▸ How to complete this task: From the line holding "Transcribe this image's" to the final line below, restate each line word for word and add nothing.

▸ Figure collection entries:
_ _ _ _ _

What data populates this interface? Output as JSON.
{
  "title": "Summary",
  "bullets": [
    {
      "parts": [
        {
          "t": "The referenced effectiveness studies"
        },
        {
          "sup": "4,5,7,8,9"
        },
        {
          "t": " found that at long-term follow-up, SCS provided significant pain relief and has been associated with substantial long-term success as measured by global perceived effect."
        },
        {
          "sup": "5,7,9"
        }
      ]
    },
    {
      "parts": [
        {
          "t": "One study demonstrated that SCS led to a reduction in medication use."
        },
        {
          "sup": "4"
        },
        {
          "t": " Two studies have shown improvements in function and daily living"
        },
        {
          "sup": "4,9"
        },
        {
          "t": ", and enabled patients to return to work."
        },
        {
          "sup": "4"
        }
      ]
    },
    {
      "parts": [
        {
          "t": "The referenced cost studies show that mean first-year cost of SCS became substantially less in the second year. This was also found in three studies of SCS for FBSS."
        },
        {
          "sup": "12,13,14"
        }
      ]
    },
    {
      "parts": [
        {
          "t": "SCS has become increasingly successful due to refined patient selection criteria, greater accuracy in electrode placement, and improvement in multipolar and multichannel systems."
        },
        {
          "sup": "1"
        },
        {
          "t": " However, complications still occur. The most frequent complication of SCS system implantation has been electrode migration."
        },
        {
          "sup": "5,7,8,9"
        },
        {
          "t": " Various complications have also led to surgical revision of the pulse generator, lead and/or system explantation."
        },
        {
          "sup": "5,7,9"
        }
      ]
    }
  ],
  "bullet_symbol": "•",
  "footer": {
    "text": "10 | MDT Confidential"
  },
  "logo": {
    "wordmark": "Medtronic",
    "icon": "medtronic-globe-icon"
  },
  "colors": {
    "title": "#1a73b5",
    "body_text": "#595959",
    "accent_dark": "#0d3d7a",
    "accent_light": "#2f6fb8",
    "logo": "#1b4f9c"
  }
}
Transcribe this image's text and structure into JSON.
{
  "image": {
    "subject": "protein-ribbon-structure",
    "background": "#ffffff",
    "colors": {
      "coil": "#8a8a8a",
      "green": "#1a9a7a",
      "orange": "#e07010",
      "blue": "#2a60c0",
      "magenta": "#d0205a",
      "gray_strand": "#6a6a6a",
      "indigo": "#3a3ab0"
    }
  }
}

_ _ _ _ _

▸ Finished exercise:
Transcribe this image's text and structure into JSON.
{
  "image": {
    "subject": "protein-ribbon-structure",
    "background": "#ffffff",
    "colors": {
      "coil": "#8a8a8a",
      "green": "#1a9a7a",
      "orange": "#e07010",
      "blue": "#2a60c0",
      "magenta": "#d0205a",
      "gray_strand": "#6a6a6a",
      "indigo": "#3a3ab0"
    }
  }
}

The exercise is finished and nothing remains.